- **Source material**:
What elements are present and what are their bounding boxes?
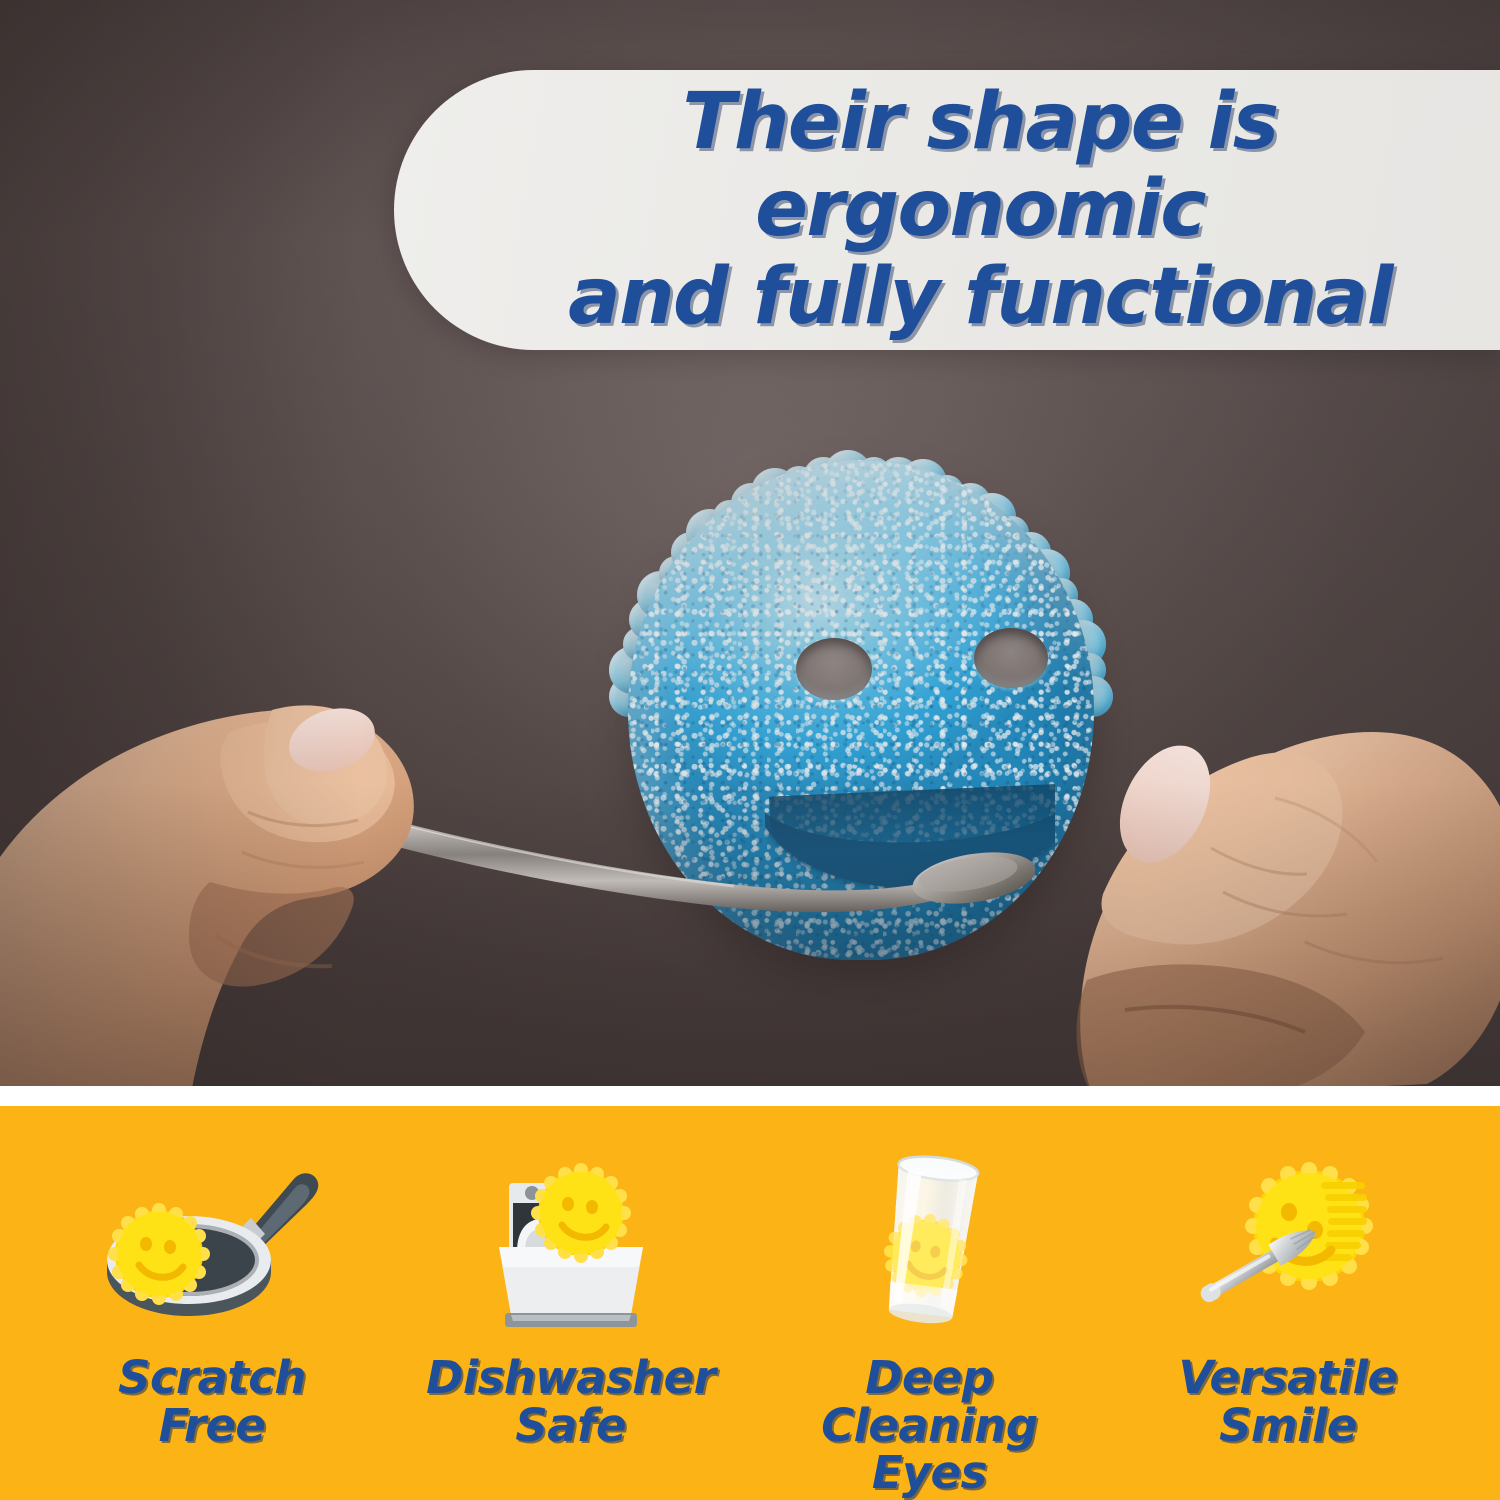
feature-label-line1: Dishwasher [426,1351,715,1404]
feature-label: Dishwasher Safe [426,1354,715,1449]
sponge-in-frying-pan-icon [36,1152,388,1338]
feature-list: Scratch Free [0,1106,1500,1500]
sponge-in-dishwasher-icon [395,1152,747,1338]
section-divider [0,1086,1500,1106]
product-feature-image: Scratch Free [0,0,1500,1500]
headline-banner: Their shape is ergonomic and fully funct… [394,70,1500,350]
feature-label-line2: Free [159,1399,266,1452]
sponge-in-drinking-glass-icon [753,1152,1105,1338]
feature-deep-cleaning-eyes: Deep Cleaning Eyes [753,1152,1105,1497]
sponge-right-eye-hole [974,628,1048,688]
feature-label-line2: Safe [515,1399,625,1452]
feature-label-line1: Deep Cleaning [821,1351,1037,1452]
headline-line2: and fully functional [512,254,1448,341]
sponge-left-eye-hole [796,638,872,700]
left-hand [0,636,620,1086]
feature-label: Versatile Smile [1179,1354,1398,1449]
sponge-with-fork-icon [1112,1152,1464,1338]
feature-scratch-free: Scratch Free [36,1152,388,1449]
feature-label-line2: Eyes [872,1446,987,1499]
feature-label: Scratch Free [118,1354,306,1449]
feature-band: Scratch Free [0,1106,1500,1500]
page-title: Their shape is ergonomic and fully funct… [512,79,1448,341]
headline-line1: Their shape is ergonomic [682,77,1277,254]
feature-label: Deep Cleaning Eyes [753,1354,1105,1497]
feature-label-line1: Scratch [118,1351,306,1404]
feature-label-line1: Versatile [1179,1351,1398,1404]
blue-scrub-sponge [620,432,1102,992]
feature-label-line2: Smile [1219,1399,1357,1452]
feature-versatile-smile: Versatile Smile [1112,1152,1464,1449]
feature-dishwasher-safe: Dishwasher Safe [395,1152,747,1449]
sponge-smile-slot [765,784,1055,904]
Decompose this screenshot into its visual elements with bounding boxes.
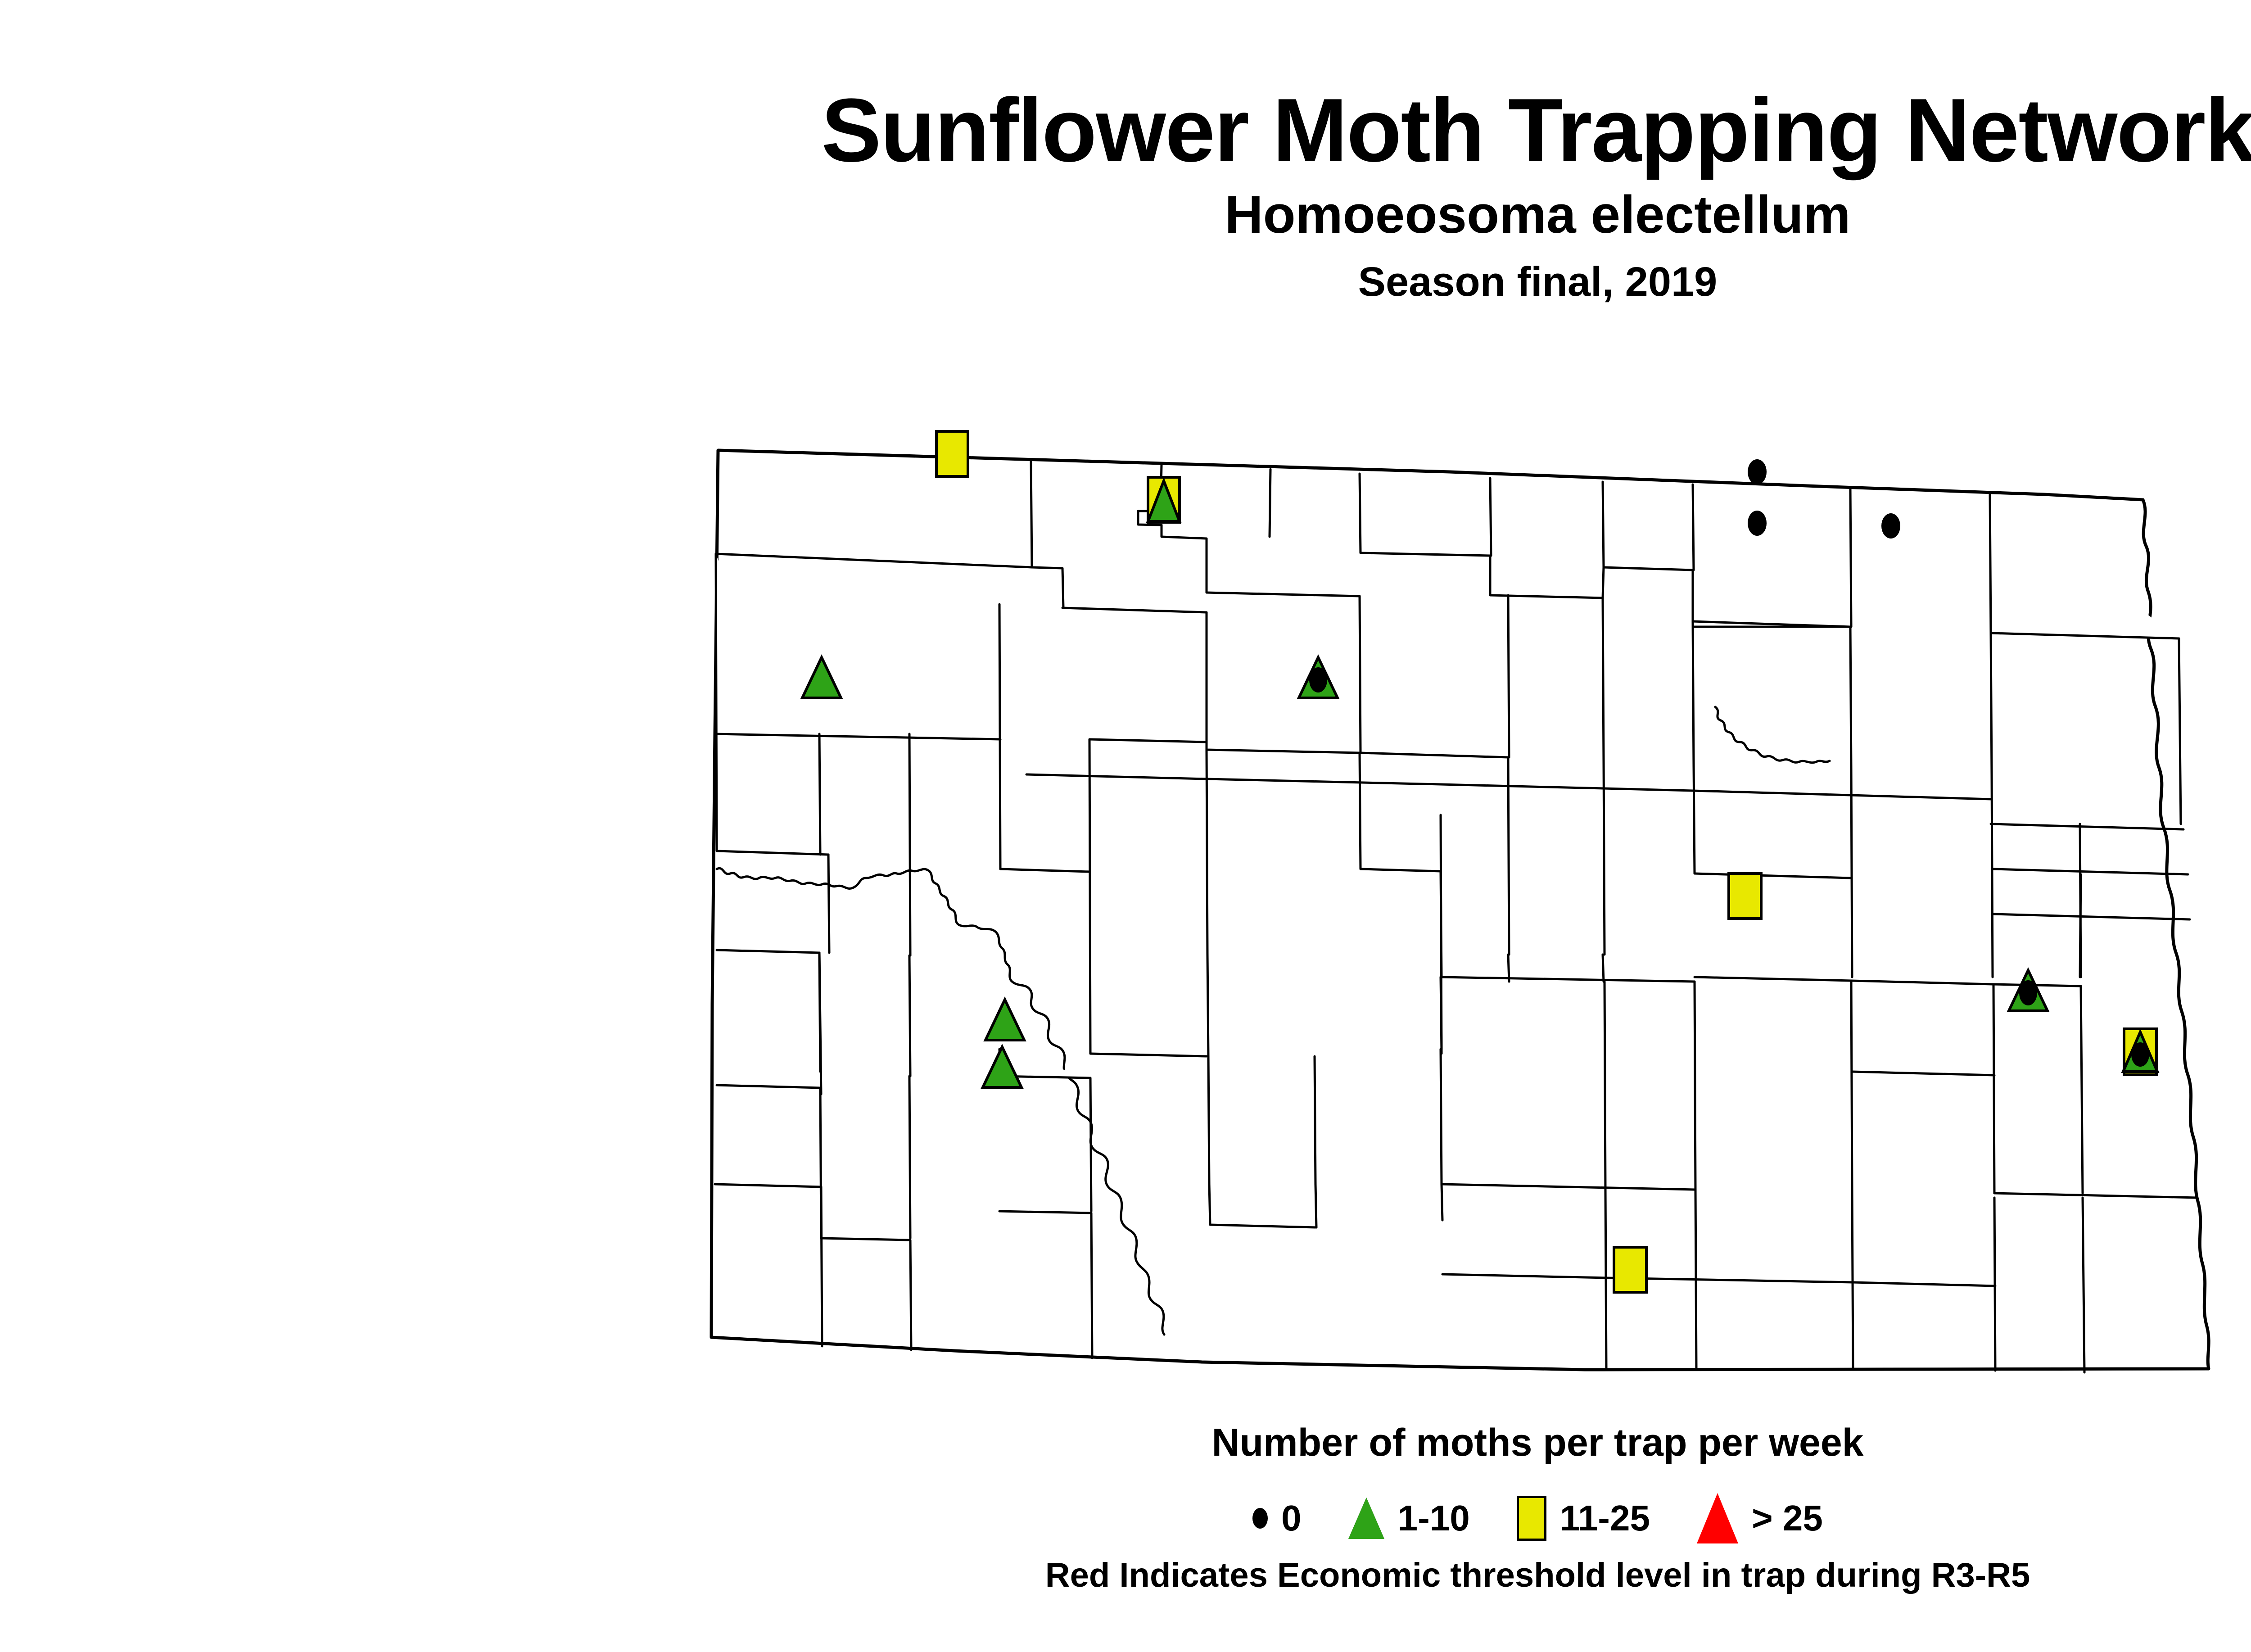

- **Work instructions**:
Recast the listing above as a Markdown table with the columns No. and Line, giving each line its own numbered row and skipping any blank lines. Leave the pictures out.

- **Answer to this exercise**:
| No. | Line |
|---|---|
| 1 | What elements are present and what are their bounding boxes? |
| 2 | feature-label-line1: Dishwasher [426,1351,715,1404] |
| 3 | feature-label: Dishwasher Safe [426,1354,715,1449] |
| 4 | sponge-in-frying-pan-icon [36,1152,388,1338] |
| 5 | feature-list: Scratch Free [0,1106,1500,1500] |
| 6 | sponge-in-dishwasher-icon [395,1152,747,1338] |
| 7 | section-divider [0,1086,1500,1106] |
| 8 | product-feature-image: Scratch Free [0,0,1500,1500] |
| 9 | headline-banner: Their shape is ergonomic and fully funct… [394,70,1500,350] |
| 10 | feature-label-line2: Free [159,1399,266,1452] |
| 11 | sponge-in-drinking-glass-icon [753,1152,1105,1338] |
| 12 | feature-deep-cleaning-eyes: Deep Cleaning Eyes [753,1152,1105,1497] |
| 13 | sponge-right-eye-hole [974,628,1048,688] |
| 14 | feature-label-line2: Safe [515,1399,625,1452] |
| 15 | feature-label-line1: Deep Cleaning [821,1351,1037,1452] |
| 16 | headline-line2: and fully functional [512,254,1448,341] |
| 17 | sponge-left-eye-hole [796,638,872,700] |
| 18 | left-hand [0,636,620,1086] |
| 19 | feature-label: Versatile Smile [1179,1354,1398,1449] |
| 20 | sponge-with-fork-icon [1112,1152,1464,1338] |
| 21 | feature-scratch-free: Scratch Free [36,1152,388,1449] |
| 22 | feature-label-line2: Eyes [872,1446,987,1499] |
| 23 | feature-label: Scratch Free [118,1354,306,1449] |
| 24 | feature-band: Scratch Free [0,1106,1500,1500] |
| 25 | page-title: Their shape is ergonomic and fully funct… [512,79,1448,341] |
| 26 | headline-line1: Their shape is ergonomic [682,77,1277,254] |
| 27 | feature-label: Deep Cleaning Eyes [753,1354,1105,1497] |
| 28 | feature-label-line1: Scratch [118,1351,306,1404] |
| 29 | feature-label-line1: Versatile [1179,1351,1398,1404] |
| 30 | blue-scrub-sponge [620,432,1102,992] |
| 31 | feature-label-line2: Smile [1219,1399,1357,1452] |
| 32 | feature-versatile-smile: Versatile Smile [1112,1152,1464,1449] |
| 33 | feature-dishwasher-safe: Dishwasher Safe [395,1152,747,1449] |
| 34 | sponge-smile-slot [765,784,1055,904] |
| 35 | Decompose this screenshot into its visual elements with bounding boxes. |